TASK GOAL ->
Please print every record below exactly as it appears.

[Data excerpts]
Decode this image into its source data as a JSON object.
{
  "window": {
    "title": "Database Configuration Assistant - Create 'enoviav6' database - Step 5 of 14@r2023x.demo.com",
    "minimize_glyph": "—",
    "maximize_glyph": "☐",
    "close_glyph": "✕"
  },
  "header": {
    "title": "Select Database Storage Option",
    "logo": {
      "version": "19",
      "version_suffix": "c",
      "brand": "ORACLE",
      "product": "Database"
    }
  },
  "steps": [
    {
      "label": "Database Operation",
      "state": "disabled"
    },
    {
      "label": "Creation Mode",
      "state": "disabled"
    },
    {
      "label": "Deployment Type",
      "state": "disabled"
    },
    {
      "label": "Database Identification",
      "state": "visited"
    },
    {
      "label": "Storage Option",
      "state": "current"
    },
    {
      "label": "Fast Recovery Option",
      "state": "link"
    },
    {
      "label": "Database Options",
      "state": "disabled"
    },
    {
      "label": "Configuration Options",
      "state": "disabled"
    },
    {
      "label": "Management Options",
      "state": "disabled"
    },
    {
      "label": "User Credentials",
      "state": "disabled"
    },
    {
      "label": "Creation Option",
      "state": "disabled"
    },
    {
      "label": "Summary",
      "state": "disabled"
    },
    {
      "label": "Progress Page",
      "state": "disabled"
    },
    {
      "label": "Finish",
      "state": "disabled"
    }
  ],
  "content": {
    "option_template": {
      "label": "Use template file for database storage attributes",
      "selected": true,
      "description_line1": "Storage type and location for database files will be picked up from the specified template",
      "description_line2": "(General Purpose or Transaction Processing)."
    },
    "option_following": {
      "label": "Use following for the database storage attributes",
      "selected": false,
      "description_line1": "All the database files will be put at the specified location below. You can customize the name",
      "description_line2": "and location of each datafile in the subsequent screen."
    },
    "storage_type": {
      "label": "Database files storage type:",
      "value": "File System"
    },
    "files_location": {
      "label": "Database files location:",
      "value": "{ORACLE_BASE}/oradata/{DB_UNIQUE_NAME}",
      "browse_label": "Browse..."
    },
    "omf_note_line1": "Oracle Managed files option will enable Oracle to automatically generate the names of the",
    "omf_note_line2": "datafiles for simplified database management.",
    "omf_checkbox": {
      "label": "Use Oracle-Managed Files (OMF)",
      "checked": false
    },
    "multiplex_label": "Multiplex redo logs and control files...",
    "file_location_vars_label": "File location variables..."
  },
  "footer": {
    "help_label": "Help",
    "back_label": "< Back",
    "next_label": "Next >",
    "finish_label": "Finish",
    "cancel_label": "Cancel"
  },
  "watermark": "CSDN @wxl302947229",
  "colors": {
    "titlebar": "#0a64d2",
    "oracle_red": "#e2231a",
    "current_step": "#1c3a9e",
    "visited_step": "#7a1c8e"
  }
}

FINISHED EXERCISE ->
Decode this image into its source data as a JSON object.
{
  "window": {
    "title": "Database Configuration Assistant - Create 'enoviav6' database - Step 5 of 14@r2023x.demo.com",
    "minimize_glyph": "—",
    "maximize_glyph": "☐",
    "close_glyph": "✕"
  },
  "header": {
    "title": "Select Database Storage Option",
    "logo": {
      "version": "19",
      "version_suffix": "c",
      "brand": "ORACLE",
      "product": "Database"
    }
  },
  "steps": [
    {
      "label": "Database Operation",
      "state": "disabled"
    },
    {
      "label": "Creation Mode",
      "state": "disabled"
    },
    {
      "label": "Deployment Type",
      "state": "disabled"
    },
    {
      "label": "Database Identification",
      "state": "visited"
    },
    {
      "label": "Storage Option",
      "state": "current"
    },
    {
      "label": "Fast Recovery Option",
      "state": "link"
    },
    {
      "label": "Database Options",
      "state": "disabled"
    },
    {
      "label": "Configuration Options",
      "state": "disabled"
    },
    {
      "label": "Management Options",
      "state": "disabled"
    },
    {
      "label": "User Credentials",
      "state": "disabled"
    },
    {
      "label": "Creation Option",
      "state": "disabled"
    },
    {
      "label": "Summary",
      "state": "disabled"
    },
    {
      "label": "Progress Page",
      "state": "disabled"
    },
    {
      "label": "Finish",
      "state": "disabled"
    }
  ],
  "content": {
    "option_template": {
      "label": "Use template file for database storage attributes",
      "selected": true,
      "description_line1": "Storage type and location for database files will be picked up from the specified template",
      "description_line2": "(General Purpose or Transaction Processing)."
    },
    "option_following": {
      "label": "Use following for the database storage attributes",
      "selected": false,
      "description_line1": "All the database files will be put at the specified location below. You can customize the name",
      "description_line2": "and location of each datafile in the subsequent screen."
    },
    "storage_type": {
      "label": "Database files storage type:",
      "value": "File System"
    },
    "files_location": {
      "label": "Database files location:",
      "value": "{ORACLE_BASE}/oradata/{DB_UNIQUE_NAME}",
      "browse_label": "Browse..."
    },
    "omf_note_line1": "Oracle Managed files option will enable Oracle to automatically generate the names of the",
    "omf_note_line2": "datafiles for simplified database management.",
    "omf_checkbox": {
      "label": "Use Oracle-Managed Files (OMF)",
      "checked": false
    },
    "multiplex_label": "Multiplex redo logs and control files...",
    "file_location_vars_label": "File location variables..."
  },
  "footer": {
    "help_label": "Help",
    "back_label": "< Back",
    "next_label": "Next >",
    "finish_label": "Finish",
    "cancel_label": "Cancel"
  },
  "watermark": "CSDN @wxl302947229",
  "colors": {
    "titlebar": "#0a64d2",
    "oracle_red": "#e2231a",
    "current_step": "#1c3a9e",
    "visited_step": "#7a1c8e"
  }
}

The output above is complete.